# [Provided information]
/---

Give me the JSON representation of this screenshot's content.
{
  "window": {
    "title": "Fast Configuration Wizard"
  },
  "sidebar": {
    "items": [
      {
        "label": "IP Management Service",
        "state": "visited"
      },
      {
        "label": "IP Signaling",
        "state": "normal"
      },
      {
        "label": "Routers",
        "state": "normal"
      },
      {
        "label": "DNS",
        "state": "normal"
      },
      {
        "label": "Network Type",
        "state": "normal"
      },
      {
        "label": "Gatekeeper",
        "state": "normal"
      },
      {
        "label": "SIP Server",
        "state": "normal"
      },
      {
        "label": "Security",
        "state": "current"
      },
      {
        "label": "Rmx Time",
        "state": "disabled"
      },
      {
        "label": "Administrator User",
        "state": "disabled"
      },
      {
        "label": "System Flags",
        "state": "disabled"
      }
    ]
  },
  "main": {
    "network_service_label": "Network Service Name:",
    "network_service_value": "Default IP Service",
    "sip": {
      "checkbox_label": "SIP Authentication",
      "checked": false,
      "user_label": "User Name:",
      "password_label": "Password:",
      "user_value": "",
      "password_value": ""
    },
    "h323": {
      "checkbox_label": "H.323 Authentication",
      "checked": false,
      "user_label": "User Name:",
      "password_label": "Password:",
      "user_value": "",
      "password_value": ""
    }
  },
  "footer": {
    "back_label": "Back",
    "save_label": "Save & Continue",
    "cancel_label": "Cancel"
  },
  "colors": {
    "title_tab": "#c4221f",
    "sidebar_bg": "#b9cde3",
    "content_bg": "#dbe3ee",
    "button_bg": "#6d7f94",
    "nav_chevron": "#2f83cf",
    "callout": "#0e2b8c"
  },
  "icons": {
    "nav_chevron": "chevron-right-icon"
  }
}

\---

# [To do]
Reproduce the listing above verbatim, from first line to last.

# [Task answer]
Give me the JSON representation of this screenshot's content.
{
  "window": {
    "title": "Fast Configuration Wizard"
  },
  "sidebar": {
    "items": [
      {
        "label": "IP Management Service",
        "state": "visited"
      },
      {
        "label": "IP Signaling",
        "state": "normal"
      },
      {
        "label": "Routers",
        "state": "normal"
      },
      {
        "label": "DNS",
        "state": "normal"
      },
      {
        "label": "Network Type",
        "state": "normal"
      },
      {
        "label": "Gatekeeper",
        "state": "normal"
      },
      {
        "label": "SIP Server",
        "state": "normal"
      },
      {
        "label": "Security",
        "state": "current"
      },
      {
        "label": "Rmx Time",
        "state": "disabled"
      },
      {
        "label": "Administrator User",
        "state": "disabled"
      },
      {
        "label": "System Flags",
        "state": "disabled"
      }
    ]
  },
  "main": {
    "network_service_label": "Network Service Name:",
    "network_service_value": "Default IP Service",
    "sip": {
      "checkbox_label": "SIP Authentication",
      "checked": false,
      "user_label": "User Name:",
      "password_label": "Password:",
      "user_value": "",
      "password_value": ""
    },
    "h323": {
      "checkbox_label": "H.323 Authentication",
      "checked": false,
      "user_label": "User Name:",
      "password_label": "Password:",
      "user_value": "",
      "password_value": ""
    }
  },
  "footer": {
    "back_label": "Back",
    "save_label": "Save & Continue",
    "cancel_label": "Cancel"
  },
  "colors": {
    "title_tab": "#c4221f",
    "sidebar_bg": "#b9cde3",
    "content_bg": "#dbe3ee",
    "button_bg": "#6d7f94",
    "nav_chevron": "#2f83cf",
    "callout": "#0e2b8c"
  },
  "icons": {
    "nav_chevron": "chevron-right-icon"
  }
}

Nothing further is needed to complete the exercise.